Stored data:
** begin **

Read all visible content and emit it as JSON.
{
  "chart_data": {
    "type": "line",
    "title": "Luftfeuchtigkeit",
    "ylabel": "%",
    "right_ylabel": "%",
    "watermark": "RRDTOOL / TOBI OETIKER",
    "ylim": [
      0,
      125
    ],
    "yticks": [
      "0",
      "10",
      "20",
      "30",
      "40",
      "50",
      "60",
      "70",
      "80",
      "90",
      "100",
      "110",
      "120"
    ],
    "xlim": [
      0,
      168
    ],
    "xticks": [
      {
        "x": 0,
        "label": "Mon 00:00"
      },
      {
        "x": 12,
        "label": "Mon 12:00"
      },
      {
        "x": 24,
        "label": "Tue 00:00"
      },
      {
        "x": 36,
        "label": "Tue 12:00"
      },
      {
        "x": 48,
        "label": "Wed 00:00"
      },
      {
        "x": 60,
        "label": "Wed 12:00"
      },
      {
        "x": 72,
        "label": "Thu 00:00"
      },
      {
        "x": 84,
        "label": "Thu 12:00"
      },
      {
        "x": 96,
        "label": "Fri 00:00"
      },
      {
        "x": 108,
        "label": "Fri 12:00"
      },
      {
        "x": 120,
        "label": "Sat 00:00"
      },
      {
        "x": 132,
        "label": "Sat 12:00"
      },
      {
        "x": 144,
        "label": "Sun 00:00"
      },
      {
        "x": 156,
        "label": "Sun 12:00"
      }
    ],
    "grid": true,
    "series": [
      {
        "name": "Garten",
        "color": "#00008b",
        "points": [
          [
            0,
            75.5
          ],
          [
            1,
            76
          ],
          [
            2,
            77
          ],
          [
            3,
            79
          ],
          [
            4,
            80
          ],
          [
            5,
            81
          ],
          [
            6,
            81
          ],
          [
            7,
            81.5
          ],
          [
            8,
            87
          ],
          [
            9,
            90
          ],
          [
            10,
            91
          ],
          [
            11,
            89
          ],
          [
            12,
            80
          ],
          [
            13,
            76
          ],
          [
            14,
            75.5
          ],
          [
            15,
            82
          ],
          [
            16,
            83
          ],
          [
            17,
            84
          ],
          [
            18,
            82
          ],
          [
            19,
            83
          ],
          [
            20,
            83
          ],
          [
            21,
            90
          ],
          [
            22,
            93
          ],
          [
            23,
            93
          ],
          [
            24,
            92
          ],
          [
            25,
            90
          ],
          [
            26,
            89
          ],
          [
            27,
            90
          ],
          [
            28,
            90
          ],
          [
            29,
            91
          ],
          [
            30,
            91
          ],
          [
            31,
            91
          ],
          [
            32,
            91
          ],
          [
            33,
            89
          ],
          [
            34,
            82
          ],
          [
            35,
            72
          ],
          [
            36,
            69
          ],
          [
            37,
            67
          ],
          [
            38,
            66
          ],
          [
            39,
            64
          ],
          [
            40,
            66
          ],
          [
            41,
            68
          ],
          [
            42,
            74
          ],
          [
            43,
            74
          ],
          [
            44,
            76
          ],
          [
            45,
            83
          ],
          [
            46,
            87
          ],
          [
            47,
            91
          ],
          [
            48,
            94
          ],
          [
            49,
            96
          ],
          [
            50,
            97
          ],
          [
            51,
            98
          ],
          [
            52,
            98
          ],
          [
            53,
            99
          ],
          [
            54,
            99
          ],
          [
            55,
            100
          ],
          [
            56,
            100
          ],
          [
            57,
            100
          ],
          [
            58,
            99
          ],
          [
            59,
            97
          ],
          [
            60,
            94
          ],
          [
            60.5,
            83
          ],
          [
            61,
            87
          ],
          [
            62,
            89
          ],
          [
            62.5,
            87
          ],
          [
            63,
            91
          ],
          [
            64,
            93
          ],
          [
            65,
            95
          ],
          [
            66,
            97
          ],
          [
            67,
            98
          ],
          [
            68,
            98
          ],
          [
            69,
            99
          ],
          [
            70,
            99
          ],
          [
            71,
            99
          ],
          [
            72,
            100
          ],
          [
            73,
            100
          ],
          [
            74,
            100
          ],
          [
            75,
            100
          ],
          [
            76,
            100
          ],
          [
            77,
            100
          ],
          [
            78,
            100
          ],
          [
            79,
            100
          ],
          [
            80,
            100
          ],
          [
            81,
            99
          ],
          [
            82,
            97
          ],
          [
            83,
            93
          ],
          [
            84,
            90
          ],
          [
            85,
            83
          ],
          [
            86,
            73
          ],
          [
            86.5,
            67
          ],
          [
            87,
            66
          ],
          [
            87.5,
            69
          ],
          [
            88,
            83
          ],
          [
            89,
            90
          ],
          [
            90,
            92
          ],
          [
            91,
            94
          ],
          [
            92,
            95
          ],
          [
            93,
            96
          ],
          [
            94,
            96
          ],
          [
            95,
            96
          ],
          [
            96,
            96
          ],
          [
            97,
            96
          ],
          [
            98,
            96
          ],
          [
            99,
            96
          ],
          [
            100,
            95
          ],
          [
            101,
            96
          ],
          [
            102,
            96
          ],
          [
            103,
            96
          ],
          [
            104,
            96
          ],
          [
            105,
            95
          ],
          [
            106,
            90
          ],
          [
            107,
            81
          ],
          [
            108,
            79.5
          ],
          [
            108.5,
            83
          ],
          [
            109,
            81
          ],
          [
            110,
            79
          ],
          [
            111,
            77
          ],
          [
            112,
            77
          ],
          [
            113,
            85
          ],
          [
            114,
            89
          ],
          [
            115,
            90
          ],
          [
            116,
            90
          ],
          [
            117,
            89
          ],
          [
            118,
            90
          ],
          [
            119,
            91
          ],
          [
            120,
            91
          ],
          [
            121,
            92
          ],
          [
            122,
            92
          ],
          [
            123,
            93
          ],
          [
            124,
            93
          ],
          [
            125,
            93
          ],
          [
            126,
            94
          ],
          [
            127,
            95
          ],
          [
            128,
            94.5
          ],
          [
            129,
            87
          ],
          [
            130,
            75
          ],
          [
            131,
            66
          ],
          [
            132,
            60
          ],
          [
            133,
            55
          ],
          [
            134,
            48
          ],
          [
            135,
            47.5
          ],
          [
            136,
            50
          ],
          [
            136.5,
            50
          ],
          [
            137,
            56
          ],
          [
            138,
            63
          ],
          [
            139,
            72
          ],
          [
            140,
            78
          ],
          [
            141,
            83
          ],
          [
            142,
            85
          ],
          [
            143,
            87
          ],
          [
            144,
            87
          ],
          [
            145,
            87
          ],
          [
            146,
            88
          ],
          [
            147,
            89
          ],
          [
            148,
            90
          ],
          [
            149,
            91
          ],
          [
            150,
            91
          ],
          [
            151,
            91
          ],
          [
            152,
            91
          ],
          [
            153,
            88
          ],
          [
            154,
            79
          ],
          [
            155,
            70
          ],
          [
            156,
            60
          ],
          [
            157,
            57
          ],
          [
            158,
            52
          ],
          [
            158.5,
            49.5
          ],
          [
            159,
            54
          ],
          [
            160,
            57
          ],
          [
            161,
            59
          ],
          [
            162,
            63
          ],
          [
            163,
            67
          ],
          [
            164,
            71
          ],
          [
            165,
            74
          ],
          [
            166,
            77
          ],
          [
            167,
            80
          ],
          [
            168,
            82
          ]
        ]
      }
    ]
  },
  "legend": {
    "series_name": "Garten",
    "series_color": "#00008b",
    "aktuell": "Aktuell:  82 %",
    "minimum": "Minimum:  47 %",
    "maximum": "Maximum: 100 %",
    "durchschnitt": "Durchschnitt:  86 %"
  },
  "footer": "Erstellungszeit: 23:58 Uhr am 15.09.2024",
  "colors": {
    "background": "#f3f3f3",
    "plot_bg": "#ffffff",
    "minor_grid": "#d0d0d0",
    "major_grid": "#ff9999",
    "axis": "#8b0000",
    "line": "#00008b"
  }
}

** end **

EXERCISE OBJECTIVE: Retype all the material above precisely, with no line left out.

SOLUTION FOR THIS TASK:
Read all visible content and emit it as JSON.
{
  "chart_data": {
    "type": "line",
    "title": "Luftfeuchtigkeit",
    "ylabel": "%",
    "right_ylabel": "%",
    "watermark": "RRDTOOL / TOBI OETIKER",
    "ylim": [
      0,
      125
    ],
    "yticks": [
      "0",
      "10",
      "20",
      "30",
      "40",
      "50",
      "60",
      "70",
      "80",
      "90",
      "100",
      "110",
      "120"
    ],
    "xlim": [
      0,
      168
    ],
    "xticks": [
      {
        "x": 0,
        "label": "Mon 00:00"
      },
      {
        "x": 12,
        "label": "Mon 12:00"
      },
      {
        "x": 24,
        "label": "Tue 00:00"
      },
      {
        "x": 36,
        "label": "Tue 12:00"
      },
      {
        "x": 48,
        "label": "Wed 00:00"
      },
      {
        "x": 60,
        "label": "Wed 12:00"
      },
      {
        "x": 72,
        "label": "Thu 00:00"
      },
      {
        "x": 84,
        "label": "Thu 12:00"
      },
      {
        "x": 96,
        "label": "Fri 00:00"
      },
      {
        "x": 108,
        "label": "Fri 12:00"
      },
      {
        "x": 120,
        "label": "Sat 00:00"
      },
      {
        "x": 132,
        "label": "Sat 12:00"
      },
      {
        "x": 144,
        "label": "Sun 00:00"
      },
      {
        "x": 156,
        "label": "Sun 12:00"
      }
    ],
    "grid": true,
    "series": [
      {
        "name": "Garten",
        "color": "#00008b",
        "points": [
          [
            0,
            75.5
          ],
          [
            1,
            76
          ],
          [
            2,
            77
          ],
          [
            3,
            79
          ],
          [
            4,
            80
          ],
          [
            5,
            81
          ],
          [
            6,
            81
          ],
          [
            7,
            81.5
          ],
          [
            8,
            87
          ],
          [
            9,
            90
          ],
          [
            10,
            91
          ],
          [
            11,
            89
          ],
          [
            12,
            80
          ],
          [
            13,
            76
          ],
          [
            14,
            75.5
          ],
          [
            15,
            82
          ],
          [
            16,
            83
          ],
          [
            17,
            84
          ],
          [
            18,
            82
          ],
          [
            19,
            83
          ],
          [
            20,
            83
          ],
          [
            21,
            90
          ],
          [
            22,
            93
          ],
          [
            23,
            93
          ],
          [
            24,
            92
          ],
          [
            25,
            90
          ],
          [
            26,
            89
          ],
          [
            27,
            90
          ],
          [
            28,
            90
          ],
          [
            29,
            91
          ],
          [
            30,
            91
          ],
          [
            31,
            91
          ],
          [
            32,
            91
          ],
          [
            33,
            89
          ],
          [
            34,
            82
          ],
          [
            35,
            72
          ],
          [
            36,
            69
          ],
          [
            37,
            67
          ],
          [
            38,
            66
          ],
          [
            39,
            64
          ],
          [
            40,
            66
          ],
          [
            41,
            68
          ],
          [
            42,
            74
          ],
          [
            43,
            74
          ],
          [
            44,
            76
          ],
          [
            45,
            83
          ],
          [
            46,
            87
          ],
          [
            47,
            91
          ],
          [
            48,
            94
          ],
          [
            49,
            96
          ],
          [
            50,
            97
          ],
          [
            51,
            98
          ],
          [
            52,
            98
          ],
          [
            53,
            99
          ],
          [
            54,
            99
          ],
          [
            55,
            100
          ],
          [
            56,
            100
          ],
          [
            57,
            100
          ],
          [
            58,
            99
          ],
          [
            59,
            97
          ],
          [
            60,
            94
          ],
          [
            60.5,
            83
          ],
          [
            61,
            87
          ],
          [
            62,
            89
          ],
          [
            62.5,
            87
          ],
          [
            63,
            91
          ],
          [
            64,
            93
          ],
          [
            65,
            95
          ],
          [
            66,
            97
          ],
          [
            67,
            98
          ],
          [
            68,
            98
          ],
          [
            69,
            99
          ],
          [
            70,
            99
          ],
          [
            71,
            99
          ],
          [
            72,
            100
          ],
          [
            73,
            100
          ],
          [
            74,
            100
          ],
          [
            75,
            100
          ],
          [
            76,
            100
          ],
          [
            77,
            100
          ],
          [
            78,
            100
          ],
          [
            79,
            100
          ],
          [
            80,
            100
          ],
          [
            81,
            99
          ],
          [
            82,
            97
          ],
          [
            83,
            93
          ],
          [
            84,
            90
          ],
          [
            85,
            83
          ],
          [
            86,
            73
          ],
          [
            86.5,
            67
          ],
          [
            87,
            66
          ],
          [
            87.5,
            69
          ],
          [
            88,
            83
          ],
          [
            89,
            90
          ],
          [
            90,
            92
          ],
          [
            91,
            94
          ],
          [
            92,
            95
          ],
          [
            93,
            96
          ],
          [
            94,
            96
          ],
          [
            95,
            96
          ],
          [
            96,
            96
          ],
          [
            97,
            96
          ],
          [
            98,
            96
          ],
          [
            99,
            96
          ],
          [
            100,
            95
          ],
          [
            101,
            96
          ],
          [
            102,
            96
          ],
          [
            103,
            96
          ],
          [
            104,
            96
          ],
          [
            105,
            95
          ],
          [
            106,
            90
          ],
          [
            107,
            81
          ],
          [
            108,
            79.5
          ],
          [
            108.5,
            83
          ],
          [
            109,
            81
          ],
          [
            110,
            79
          ],
          [
            111,
            77
          ],
          [
            112,
            77
          ],
          [
            113,
            85
          ],
          [
            114,
            89
          ],
          [
            115,
            90
          ],
          [
            116,
            90
          ],
          [
            117,
            89
          ],
          [
            118,
            90
          ],
          [
            119,
            91
          ],
          [
            120,
            91
          ],
          [
            121,
            92
          ],
          [
            122,
            92
          ],
          [
            123,
            93
          ],
          [
            124,
            93
          ],
          [
            125,
            93
          ],
          [
            126,
            94
          ],
          [
            127,
            95
          ],
          [
            128,
            94.5
          ],
          [
            129,
            87
          ],
          [
            130,
            75
          ],
          [
            131,
            66
          ],
          [
            132,
            60
          ],
          [
            133,
            55
          ],
          [
            134,
            48
          ],
          [
            135,
            47.5
          ],
          [
            136,
            50
          ],
          [
            136.5,
            50
          ],
          [
            137,
            56
          ],
          [
            138,
            63
          ],
          [
            139,
            72
          ],
          [
            140,
            78
          ],
          [
            141,
            83
          ],
          [
            142,
            85
          ],
          [
            143,
            87
          ],
          [
            144,
            87
          ],
          [
            145,
            87
          ],
          [
            146,
            88
          ],
          [
            147,
            89
          ],
          [
            148,
            90
          ],
          [
            149,
            91
          ],
          [
            150,
            91
          ],
          [
            151,
            91
          ],
          [
            152,
            91
          ],
          [
            153,
            88
          ],
          [
            154,
            79
          ],
          [
            155,
            70
          ],
          [
            156,
            60
          ],
          [
            157,
            57
          ],
          [
            158,
            52
          ],
          [
            158.5,
            49.5
          ],
          [
            159,
            54
          ],
          [
            160,
            57
          ],
          [
            161,
            59
          ],
          [
            162,
            63
          ],
          [
            163,
            67
          ],
          [
            164,
            71
          ],
          [
            165,
            74
          ],
          [
            166,
            77
          ],
          [
            167,
            80
          ],
          [
            168,
            82
          ]
        ]
      }
    ]
  },
  "legend": {
    "series_name": "Garten",
    "series_color": "#00008b",
    "aktuell": "Aktuell:  82 %",
    "minimum": "Minimum:  47 %",
    "maximum": "Maximum: 100 %",
    "durchschnitt": "Durchschnitt:  86 %"
  },
  "footer": "Erstellungszeit: 23:58 Uhr am 15.09.2024",
  "colors": {
    "background": "#f3f3f3",
    "plot_bg": "#ffffff",
    "minor_grid": "#d0d0d0",
    "major_grid": "#ff9999",
    "axis": "#8b0000",
    "line": "#00008b"
  }
}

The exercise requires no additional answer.